## Directions for this task
Locate the line that contains "What text is on this page?" in the entries below. Retype it and all following lines through the final one, character for character.

## Stored rows
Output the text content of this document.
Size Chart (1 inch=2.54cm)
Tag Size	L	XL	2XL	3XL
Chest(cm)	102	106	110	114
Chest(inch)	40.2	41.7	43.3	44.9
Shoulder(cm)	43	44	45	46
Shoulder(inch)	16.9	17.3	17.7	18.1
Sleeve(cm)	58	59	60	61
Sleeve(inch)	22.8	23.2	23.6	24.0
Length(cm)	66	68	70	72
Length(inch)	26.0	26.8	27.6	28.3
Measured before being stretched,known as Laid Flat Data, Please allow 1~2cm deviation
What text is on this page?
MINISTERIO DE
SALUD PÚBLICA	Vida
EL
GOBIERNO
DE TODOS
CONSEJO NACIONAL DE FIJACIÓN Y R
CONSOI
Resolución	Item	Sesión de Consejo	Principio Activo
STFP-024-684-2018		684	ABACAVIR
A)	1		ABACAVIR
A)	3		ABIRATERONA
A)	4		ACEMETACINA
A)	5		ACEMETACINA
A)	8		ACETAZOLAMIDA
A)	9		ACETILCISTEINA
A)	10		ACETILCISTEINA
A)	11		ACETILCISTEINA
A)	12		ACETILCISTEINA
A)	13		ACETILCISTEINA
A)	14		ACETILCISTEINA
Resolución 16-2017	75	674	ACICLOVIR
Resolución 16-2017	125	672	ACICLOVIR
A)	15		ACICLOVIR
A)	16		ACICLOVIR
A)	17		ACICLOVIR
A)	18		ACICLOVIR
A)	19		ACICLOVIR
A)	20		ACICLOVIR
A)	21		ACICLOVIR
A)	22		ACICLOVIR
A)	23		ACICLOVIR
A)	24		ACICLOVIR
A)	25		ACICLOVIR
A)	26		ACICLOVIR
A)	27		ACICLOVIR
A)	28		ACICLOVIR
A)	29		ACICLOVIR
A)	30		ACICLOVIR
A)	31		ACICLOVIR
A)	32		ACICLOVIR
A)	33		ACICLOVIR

## Expected answer
What text is on this page?
MINISTERIO DE
SALUD PÚBLICA	Vida
EL
GOBIERNO
DE TODOS
CONSEJO NACIONAL DE FIJACIÓN Y R
CONSOI
Resolución	Item	Sesión de Consejo	Principio Activo
STFP-024-684-2018		684	ABACAVIR
A)	1		ABACAVIR
A)	3		ABIRATERONA
A)	4		ACEMETACINA
A)	5		ACEMETACINA
A)	8		ACETAZOLAMIDA
A)	9		ACETILCISTEINA
A)	10		ACETILCISTEINA
A)	11		ACETILCISTEINA
A)	12		ACETILCISTEINA
A)	13		ACETILCISTEINA
A)	14		ACETILCISTEINA
Resolución 16-2017	75	674	ACICLOVIR
Resolución 16-2017	125	672	ACICLOVIR
A)	15		ACICLOVIR
A)	16		ACICLOVIR
A)	17		ACICLOVIR
A)	18		ACICLOVIR
A)	19		ACICLOVIR
A)	20		ACICLOVIR
A)	21		ACICLOVIR
A)	22		ACICLOVIR
A)	23		ACICLOVIR
A)	24		ACICLOVIR
A)	25		ACICLOVIR
A)	26		ACICLOVIR
A)	27		ACICLOVIR
A)	28		ACICLOVIR
A)	29		ACICLOVIR
A)	30		ACICLOVIR
A)	31		ACICLOVIR
A)	32		ACICLOVIR
A)	33		ACICLOVIR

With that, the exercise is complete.